Exercise prompt → In your copy, leave out the pictures; write out all the data exactly.

Rows →
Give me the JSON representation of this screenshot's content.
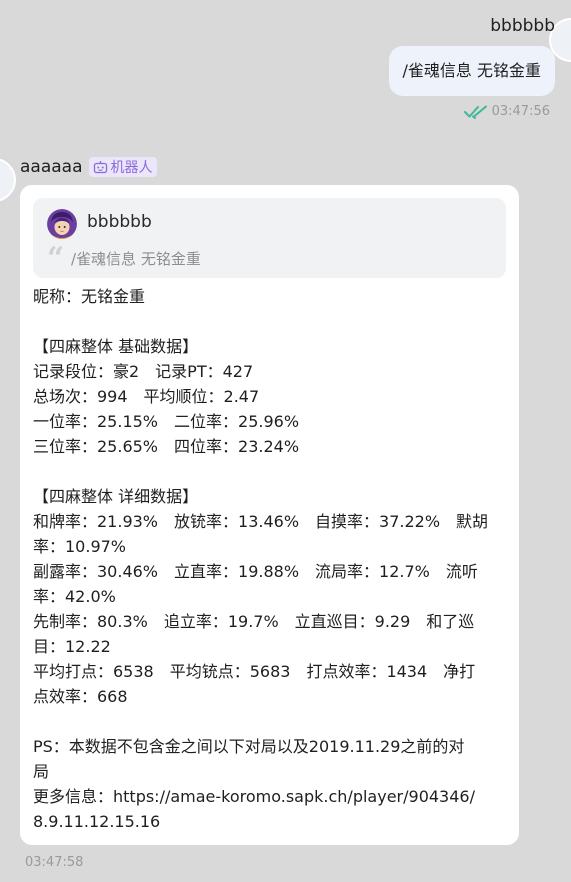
{
  "outgoing": {
    "sender": "bbbbbb",
    "text": "/雀魂信息 无铭金重",
    "time": "03:47:56",
    "status_icon": "double-check-icon",
    "status_color": "#3fb89a"
  },
  "incoming": {
    "sender": "aaaaaa",
    "bot_badge": "机器人",
    "bot_badge_color": "#8a6ad8",
    "time": "03:47:58",
    "quote": {
      "sender": "bbbbbb",
      "text": "/雀魂信息 无铭金重"
    },
    "lines": [
      "昵称：无铭金重",
      "",
      "【四麻整体 基础数据】",
      "记录段位：豪2　记录PT：427",
      "总场次：994　平均顺位：2.47",
      "一位率：25.15%　二位率：25.96%",
      "三位率：25.65%　四位率：23.24%",
      "",
      "【四麻整体 详细数据】",
      "和牌率：21.93%　放铳率：13.46%　自摸率：37.22%　默胡",
      "率：10.97%",
      "副露率：30.46%　立直率：19.88%　流局率：12.7%　流听",
      "率：42.0%",
      "先制率：80.3%　追立率：19.7%　立直巡目：9.29　和了巡",
      "目：12.22",
      "平均打点：6538　平均铳点：5683　打点效率：1434　净打",
      "点效率：668",
      "",
      "PS：本数据不包含金之间以下对局以及2019.11.29之前的对",
      "局",
      "更多信息：https://amae-koromo.sapk.ch/player/904346/",
      "8.9.11.12.15.16"
    ]
  }
}
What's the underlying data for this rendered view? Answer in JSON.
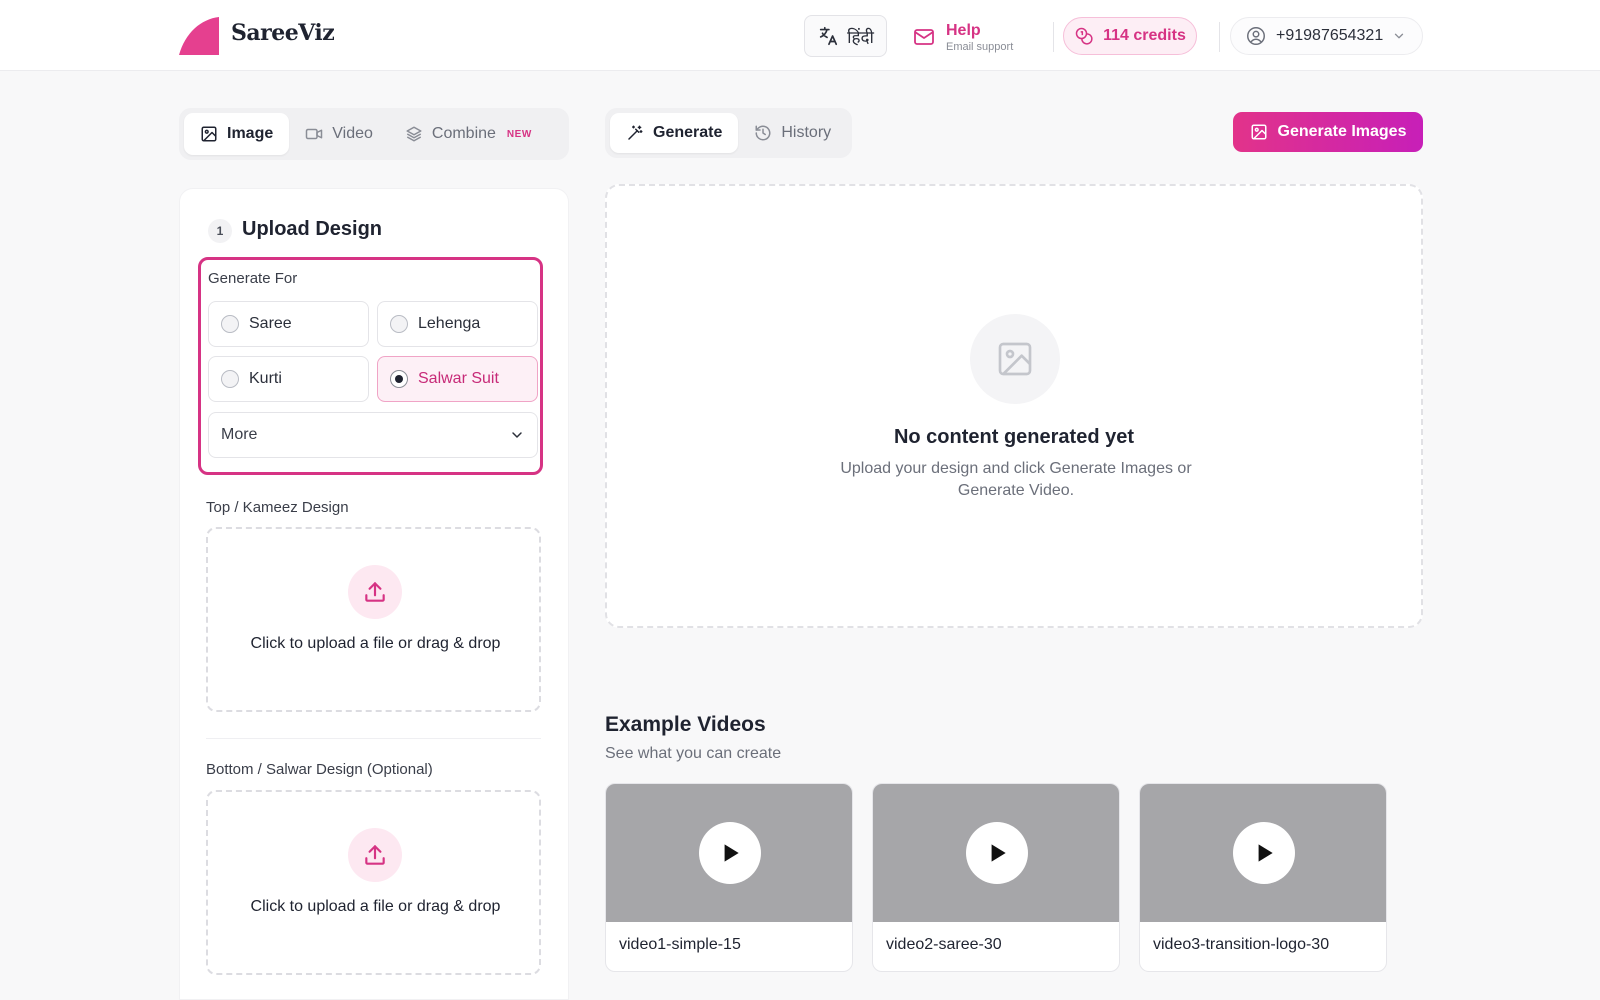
{
  "brand": {
    "name": "SareeViz",
    "accent": "#d63384"
  },
  "header": {
    "language_label": "हिंदी",
    "help_title": "Help",
    "help_subtitle": "Email support",
    "credits_label": "114 credits",
    "account_phone": "+91987654321"
  },
  "mode_tabs": [
    {
      "label": "Image",
      "icon": "image-icon",
      "active": true
    },
    {
      "label": "Video",
      "icon": "video-icon",
      "active": false
    },
    {
      "label": "Combine",
      "icon": "layers-icon",
      "badge": "NEW",
      "active": false
    }
  ],
  "view_tabs": [
    {
      "label": "Generate",
      "icon": "wand-icon",
      "active": true
    },
    {
      "label": "History",
      "icon": "history-icon",
      "active": false
    }
  ],
  "primary_action": {
    "label": "Generate Images"
  },
  "upload_section": {
    "step_number": "1",
    "title": "Upload Design",
    "generate_for_label": "Generate For",
    "options": [
      {
        "label": "Saree",
        "selected": false
      },
      {
        "label": "Lehenga",
        "selected": false
      },
      {
        "label": "Kurti",
        "selected": false
      },
      {
        "label": "Salwar Suit",
        "selected": true
      }
    ],
    "more_select": "More",
    "top_label": "Top / Kameez Design",
    "bottom_label": "Bottom / Salwar Design (Optional)",
    "dropzone_text": "Click to upload a file or drag & drop"
  },
  "preview": {
    "title": "No content generated yet",
    "subtitle": "Upload your design and click Generate Images or Generate Video."
  },
  "examples": {
    "title": "Example Videos",
    "subtitle": "See what you can create",
    "videos": [
      {
        "name": "video1-simple-15"
      },
      {
        "name": "video2-saree-30"
      },
      {
        "name": "video3-transition-logo-30"
      }
    ]
  }
}
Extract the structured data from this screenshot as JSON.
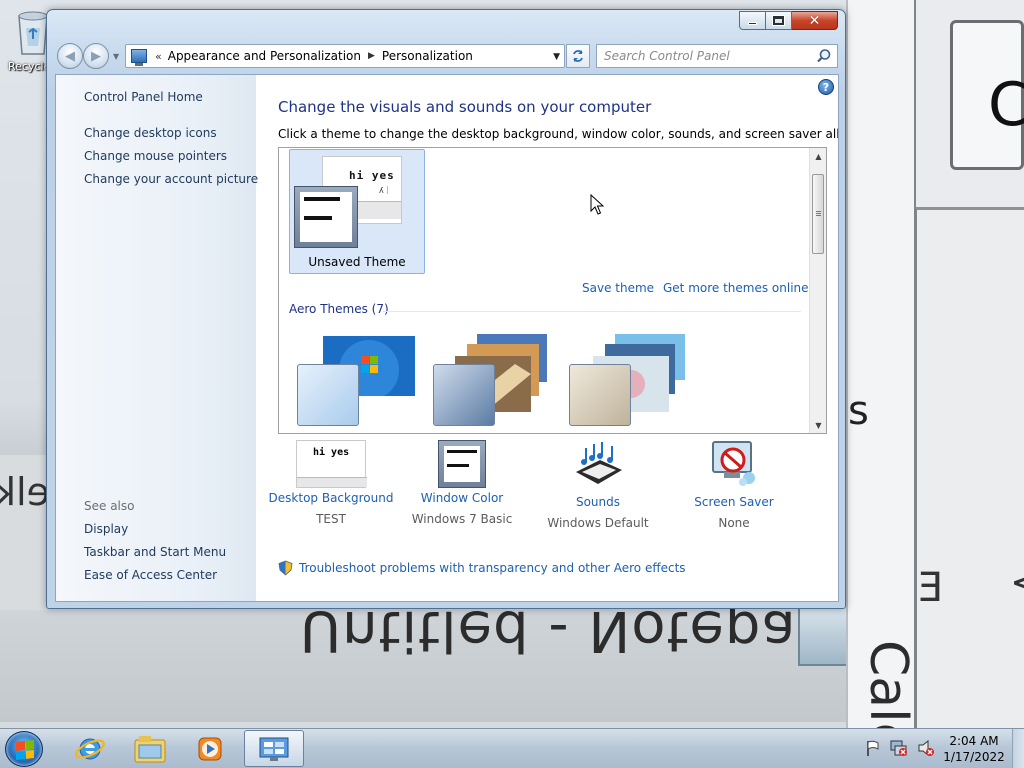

Full response →
Give me the JSON representation of this screenshot's content.
{
  "outgoing": {
    "sender": "bbbbbb",
    "text": "/雀魂信息 无铭金重",
    "time": "03:47:56",
    "status_icon": "double-check-icon",
    "status_color": "#3fb89a"
  },
  "incoming": {
    "sender": "aaaaaa",
    "bot_badge": "机器人",
    "bot_badge_color": "#8a6ad8",
    "time": "03:47:58",
    "quote": {
      "sender": "bbbbbb",
      "text": "/雀魂信息 无铭金重"
    },
    "lines": [
      "昵称：无铭金重",
      "",
      "【四麻整体 基础数据】",
      "记录段位：豪2　记录PT：427",
      "总场次：994　平均顺位：2.47",
      "一位率：25.15%　二位率：25.96%",
      "三位率：25.65%　四位率：23.24%",
      "",
      "【四麻整体 详细数据】",
      "和牌率：21.93%　放铳率：13.46%　自摸率：37.22%　默胡",
      "率：10.97%",
      "副露率：30.46%　立直率：19.88%　流局率：12.7%　流听",
      "率：42.0%",
      "先制率：80.3%　追立率：19.7%　立直巡目：9.29　和了巡",
      "目：12.22",
      "平均打点：6538　平均铳点：5683　打点效率：1434　净打",
      "点效率：668",
      "",
      "PS：本数据不包含金之间以下对局以及2019.11.29之前的对",
      "局",
      "更多信息：https://amae-koromo.sapk.ch/player/904346/",
      "8.9.11.12.15.16"
    ]
  }
}
What's the underlying data for this rendered view? Answer in JSON.
{
  "brand": {
    "name": "SareeViz",
    "accent": "#d63384"
  },
  "header": {
    "language_label": "हिंदी",
    "help_title": "Help",
    "help_subtitle": "Email support",
    "credits_label": "114 credits",
    "account_phone": "+91987654321"
  },
  "mode_tabs": [
    {
      "label": "Image",
      "icon": "image-icon",
      "active": true
    },
    {
      "label": "Video",
      "icon": "video-icon",
      "active": false
    },
    {
      "label": "Combine",
      "icon": "layers-icon",
      "badge": "NEW",
      "active": false
    }
  ],
  "view_tabs": [
    {
      "label": "Generate",
      "icon": "wand-icon",
      "active": true
    },
    {
      "label": "History",
      "icon": "history-icon",
      "active": false
    }
  ],
  "primary_action": {
    "label": "Generate Images"
  },
  "upload_section": {
    "step_number": "1",
    "title": "Upload Design",
    "generate_for_label": "Generate For",
    "options": [
      {
        "label": "Saree",
        "selected": false
      },
      {
        "label": "Lehenga",
        "selected": false
      },
      {
        "label": "Kurti",
        "selected": false
      },
      {
        "label": "Salwar Suit",
        "selected": true
      }
    ],
    "more_select": "More",
    "top_label": "Top / Kameez Design",
    "bottom_label": "Bottom / Salwar Design (Optional)",
    "dropzone_text": "Click to upload a file or drag & drop"
  },
  "preview": {
    "title": "No content generated yet",
    "subtitle": "Upload your design and click Generate Images or Generate Video."
  },
  "examples": {
    "title": "Example Videos",
    "subtitle": "See what you can create",
    "videos": [
      {
        "name": "video1-simple-15"
      },
      {
        "name": "video2-saree-30"
      },
      {
        "name": "video3-transition-logo-30"
      }
    ]
  }
}
Extract the structured data from this screenshot as JSON.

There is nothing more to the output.